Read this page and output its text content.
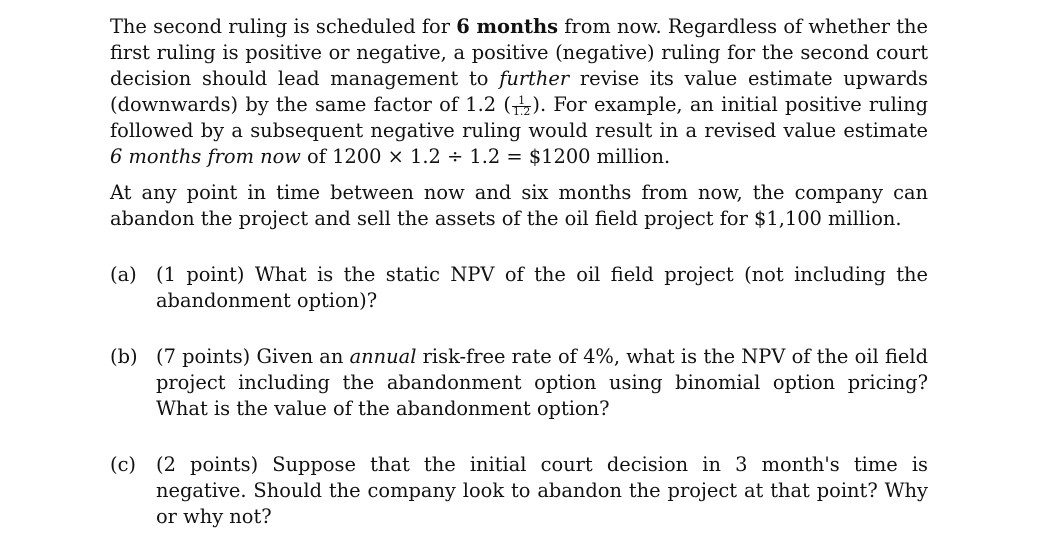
The second ruling is scheduled for 6 months from now. Regardless of whether the first ruling is positive or negative, a positive (negative) ruling for the second court decision should lead management to further revise its value estimate upwards (downwards) by the same factor of 1.2 ( $\frac{1}{1.2}$ ). For example, an initial positive ruling followed by a subsequent negative ruling would result in a revised value estimate 6 months from now of 1200 × 1.2 ÷ 1.2 = $1200 million.

At any point in time between now and six months from now, the company can abandon the project and sell the assets of the oil field project for $1,100 million.

(a) (1 point) What is the static NPV of the oil field project (not including the abandonment option)?
(b) (7 points) Given an annual risk-free rate of 4%, what is the NPV of the oil field project including the abandonment option using binomial option pricing? What is the value of the abandonment option?
(c)	(2 points) Suppose that the initial court decision in 3 month's time is negative. Should the company look to abandon the project at that point? Why or why not?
━━━━━━━━━━━━━━━━━━━━━━━━━━━━━━
[Goal] Repeat the entries exactly and keep the pictures out of the copy.

[Task answer]
Read this page and output its text content.
The second ruling is scheduled for 6 months from now. Regardless of whether the first ruling is positive or negative, a positive (negative) ruling for the second court decision should lead management to further revise its value estimate upwards (downwards) by the same factor of 1.2 ( $\frac{1}{1.2}$ ). For example, an initial positive ruling followed by a subsequent negative ruling would result in a revised value estimate 6 months from now of 1200 × 1.2 ÷ 1.2 = $1200 million.

At any point in time between now and six months from now, the company can abandon the project and sell the assets of the oil field project for $1,100 million.

(a) (1 point) What is the static NPV of the oil field project (not including the abandonment option)?
(b) (7 points) Given an annual risk-free rate of 4%, what is the NPV of the oil field project including the abandonment option using binomial option pricing? What is the value of the abandonment option?
(c)	(2 points) Suppose that the initial court decision in 3 month's time is negative. Should the company look to abandon the project at that point? Why or why not?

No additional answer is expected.